__Material for this task__:
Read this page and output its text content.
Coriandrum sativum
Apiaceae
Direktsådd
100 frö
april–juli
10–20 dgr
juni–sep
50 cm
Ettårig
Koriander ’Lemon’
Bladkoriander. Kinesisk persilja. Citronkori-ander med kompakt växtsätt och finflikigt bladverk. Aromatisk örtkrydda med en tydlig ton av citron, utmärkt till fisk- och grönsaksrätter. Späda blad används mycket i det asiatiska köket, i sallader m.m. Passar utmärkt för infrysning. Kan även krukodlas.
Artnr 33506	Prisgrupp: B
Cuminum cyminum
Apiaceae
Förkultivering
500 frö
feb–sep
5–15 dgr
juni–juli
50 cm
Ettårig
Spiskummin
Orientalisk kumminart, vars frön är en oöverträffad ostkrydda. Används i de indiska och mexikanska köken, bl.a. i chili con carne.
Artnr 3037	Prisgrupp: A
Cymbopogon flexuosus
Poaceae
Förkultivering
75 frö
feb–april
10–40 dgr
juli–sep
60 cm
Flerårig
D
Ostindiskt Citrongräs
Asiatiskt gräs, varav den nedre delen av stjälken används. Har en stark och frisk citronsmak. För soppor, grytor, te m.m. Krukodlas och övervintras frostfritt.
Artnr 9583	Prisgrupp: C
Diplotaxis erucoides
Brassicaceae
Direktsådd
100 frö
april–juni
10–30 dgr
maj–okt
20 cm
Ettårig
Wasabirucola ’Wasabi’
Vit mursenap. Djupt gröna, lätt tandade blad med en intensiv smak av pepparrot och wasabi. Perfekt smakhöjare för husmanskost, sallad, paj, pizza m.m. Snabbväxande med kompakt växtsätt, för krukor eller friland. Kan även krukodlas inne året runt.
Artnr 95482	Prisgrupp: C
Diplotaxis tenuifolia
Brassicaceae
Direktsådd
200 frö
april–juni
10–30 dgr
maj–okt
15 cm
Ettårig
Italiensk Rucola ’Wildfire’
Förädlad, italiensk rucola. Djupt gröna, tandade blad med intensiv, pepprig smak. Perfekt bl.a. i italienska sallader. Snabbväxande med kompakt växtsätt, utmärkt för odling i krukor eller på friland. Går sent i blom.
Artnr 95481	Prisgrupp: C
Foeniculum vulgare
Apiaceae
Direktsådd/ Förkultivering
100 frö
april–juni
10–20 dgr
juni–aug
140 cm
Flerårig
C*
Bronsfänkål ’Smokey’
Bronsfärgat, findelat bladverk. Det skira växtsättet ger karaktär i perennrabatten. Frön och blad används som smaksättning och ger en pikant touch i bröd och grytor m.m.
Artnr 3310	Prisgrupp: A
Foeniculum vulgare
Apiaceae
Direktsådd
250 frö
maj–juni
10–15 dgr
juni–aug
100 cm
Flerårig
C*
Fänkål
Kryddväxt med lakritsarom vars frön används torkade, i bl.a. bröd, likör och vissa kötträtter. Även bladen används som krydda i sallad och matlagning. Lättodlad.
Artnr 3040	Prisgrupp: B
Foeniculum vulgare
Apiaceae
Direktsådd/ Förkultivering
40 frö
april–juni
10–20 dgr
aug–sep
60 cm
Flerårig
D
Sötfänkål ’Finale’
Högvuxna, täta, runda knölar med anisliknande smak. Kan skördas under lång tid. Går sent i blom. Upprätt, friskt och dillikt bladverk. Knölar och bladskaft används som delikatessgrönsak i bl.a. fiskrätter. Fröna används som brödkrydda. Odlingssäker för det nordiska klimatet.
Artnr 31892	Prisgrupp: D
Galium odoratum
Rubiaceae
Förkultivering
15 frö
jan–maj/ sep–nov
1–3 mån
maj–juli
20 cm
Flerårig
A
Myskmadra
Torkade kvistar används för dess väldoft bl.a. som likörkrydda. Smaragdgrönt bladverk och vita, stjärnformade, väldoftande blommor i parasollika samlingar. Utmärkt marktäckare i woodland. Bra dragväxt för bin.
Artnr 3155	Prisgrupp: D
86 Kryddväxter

__The exercise__: Copy the data above in full, character for character.

__Complete answer__:
Read this page and output its text content.
Coriandrum sativum
Apiaceae
Direktsådd
100 frö
april–juli
10–20 dgr
juni–sep
50 cm
Ettårig
Koriander ’Lemon’
Bladkoriander. Kinesisk persilja. Citronkori-ander med kompakt växtsätt och finflikigt bladverk. Aromatisk örtkrydda med en tydlig ton av citron, utmärkt till fisk- och grönsaksrätter. Späda blad används mycket i det asiatiska köket, i sallader m.m. Passar utmärkt för infrysning. Kan även krukodlas.
Artnr 33506	Prisgrupp: B
Cuminum cyminum
Apiaceae
Förkultivering
500 frö
feb–sep
5–15 dgr
juni–juli
50 cm
Ettårig
Spiskummin
Orientalisk kumminart, vars frön är en oöverträffad ostkrydda. Används i de indiska och mexikanska köken, bl.a. i chili con carne.
Artnr 3037	Prisgrupp: A
Cymbopogon flexuosus
Poaceae
Förkultivering
75 frö
feb–april
10–40 dgr
juli–sep
60 cm
Flerårig
D
Ostindiskt Citrongräs
Asiatiskt gräs, varav den nedre delen av stjälken används. Har en stark och frisk citronsmak. För soppor, grytor, te m.m. Krukodlas och övervintras frostfritt.
Artnr 9583	Prisgrupp: C
Diplotaxis erucoides
Brassicaceae
Direktsådd
100 frö
april–juni
10–30 dgr
maj–okt
20 cm
Ettårig
Wasabirucola ’Wasabi’
Vit mursenap. Djupt gröna, lätt tandade blad med en intensiv smak av pepparrot och wasabi. Perfekt smakhöjare för husmanskost, sallad, paj, pizza m.m. Snabbväxande med kompakt växtsätt, för krukor eller friland. Kan även krukodlas inne året runt.
Artnr 95482	Prisgrupp: C
Diplotaxis tenuifolia
Brassicaceae
Direktsådd
200 frö
april–juni
10–30 dgr
maj–okt
15 cm
Ettårig
Italiensk Rucola ’Wildfire’
Förädlad, italiensk rucola. Djupt gröna, tandade blad med intensiv, pepprig smak. Perfekt bl.a. i italienska sallader. Snabbväxande med kompakt växtsätt, utmärkt för odling i krukor eller på friland. Går sent i blom.
Artnr 95481	Prisgrupp: C
Foeniculum vulgare
Apiaceae
Direktsådd/ Förkultivering
100 frö
april–juni
10–20 dgr
juni–aug
140 cm
Flerårig
C*
Bronsfänkål ’Smokey’
Bronsfärgat, findelat bladverk. Det skira växtsättet ger karaktär i perennrabatten. Frön och blad används som smaksättning och ger en pikant touch i bröd och grytor m.m.
Artnr 3310	Prisgrupp: A
Foeniculum vulgare
Apiaceae
Direktsådd
250 frö
maj–juni
10–15 dgr
juni–aug
100 cm
Flerårig
C*
Fänkål
Kryddväxt med lakritsarom vars frön används torkade, i bl.a. bröd, likör och vissa kötträtter. Även bladen används som krydda i sallad och matlagning. Lättodlad.
Artnr 3040	Prisgrupp: B
Foeniculum vulgare
Apiaceae
Direktsådd/ Förkultivering
40 frö
april–juni
10–20 dgr
aug–sep
60 cm
Flerårig
D
Sötfänkål ’Finale’
Högvuxna, täta, runda knölar med anisliknande smak. Kan skördas under lång tid. Går sent i blom. Upprätt, friskt och dillikt bladverk. Knölar och bladskaft används som delikatessgrönsak i bl.a. fiskrätter. Fröna används som brödkrydda. Odlingssäker för det nordiska klimatet.
Artnr 31892	Prisgrupp: D
Galium odoratum
Rubiaceae
Förkultivering
15 frö
jan–maj/ sep–nov
1–3 mån
maj–juli
20 cm
Flerårig
A
Myskmadra
Torkade kvistar används för dess väldoft bl.a. som likörkrydda. Smaragdgrönt bladverk och vita, stjärnformade, väldoftande blommor i parasollika samlingar. Utmärkt marktäckare i woodland. Bra dragväxt för bin.
Artnr 3155	Prisgrupp: D
86 Kryddväxter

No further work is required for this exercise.